- **Set exercise**
Make an exact copy of all the entries, with the pictures left out.

--- begin ---

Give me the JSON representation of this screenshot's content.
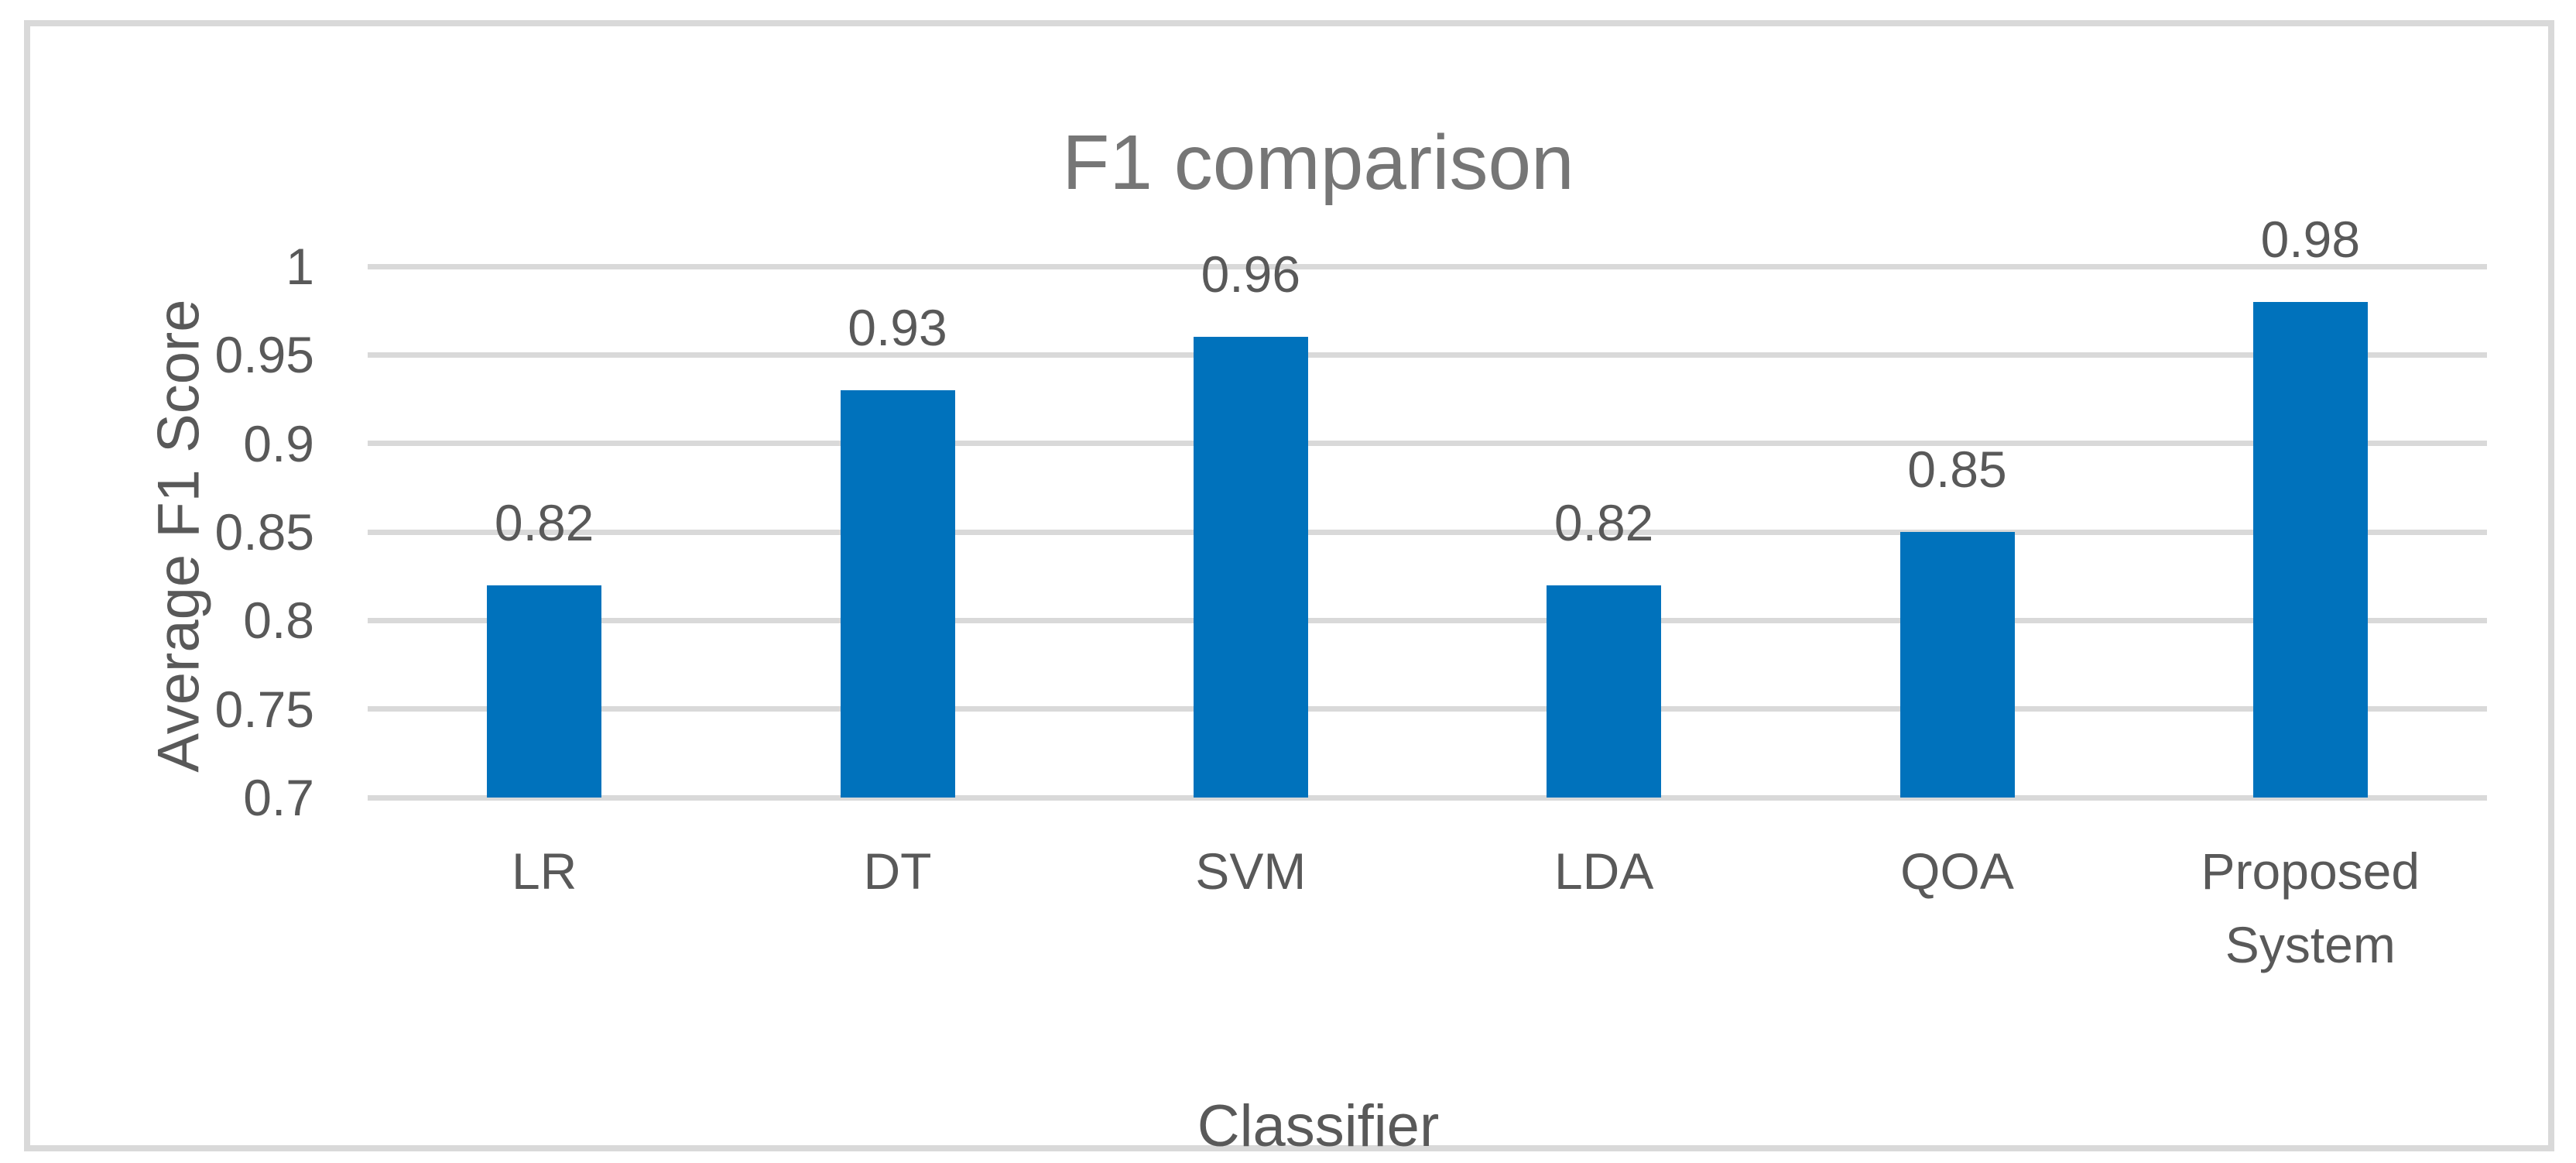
{
  "chart_data": {
    "type": "bar",
    "title": "F1 comparison",
    "xlabel": "Classifier",
    "ylabel": "Average F1 Score",
    "categories": [
      "LR",
      "DT",
      "SVM",
      "LDA",
      "QOA",
      "Proposed System"
    ],
    "values": [
      0.82,
      0.93,
      0.96,
      0.82,
      0.85,
      0.98
    ],
    "data_labels": [
      "0.82",
      "0.93",
      "0.96",
      "0.82",
      "0.85",
      "0.98"
    ],
    "ylim": [
      0.7,
      1.0
    ],
    "ytick_step": 0.05,
    "ytick_labels": [
      "0.7",
      "0.75",
      "0.8",
      "0.85",
      "0.9",
      "0.95",
      "1"
    ],
    "grid": true,
    "legend": false,
    "colors": {
      "bar": "#0072BC",
      "gridline": "#D9D9D9",
      "frame_border": "#D9D9D9",
      "tick_text": "#595959",
      "label_text": "#595959",
      "title_text": "#767676",
      "background": "#FFFFFF"
    }
  }
}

--- end ---

- **Answer to this exercise**
Give me the JSON representation of this screenshot's content.
{
  "chart_data": {
    "type": "bar",
    "title": "F1 comparison",
    "xlabel": "Classifier",
    "ylabel": "Average F1 Score",
    "categories": [
      "LR",
      "DT",
      "SVM",
      "LDA",
      "QOA",
      "Proposed System"
    ],
    "values": [
      0.82,
      0.93,
      0.96,
      0.82,
      0.85,
      0.98
    ],
    "data_labels": [
      "0.82",
      "0.93",
      "0.96",
      "0.82",
      "0.85",
      "0.98"
    ],
    "ylim": [
      0.7,
      1.0
    ],
    "ytick_step": 0.05,
    "ytick_labels": [
      "0.7",
      "0.75",
      "0.8",
      "0.85",
      "0.9",
      "0.95",
      "1"
    ],
    "grid": true,
    "legend": false,
    "colors": {
      "bar": "#0072BC",
      "gridline": "#D9D9D9",
      "frame_border": "#D9D9D9",
      "tick_text": "#595959",
      "label_text": "#595959",
      "title_text": "#767676",
      "background": "#FFFFFF"
    }
  }
}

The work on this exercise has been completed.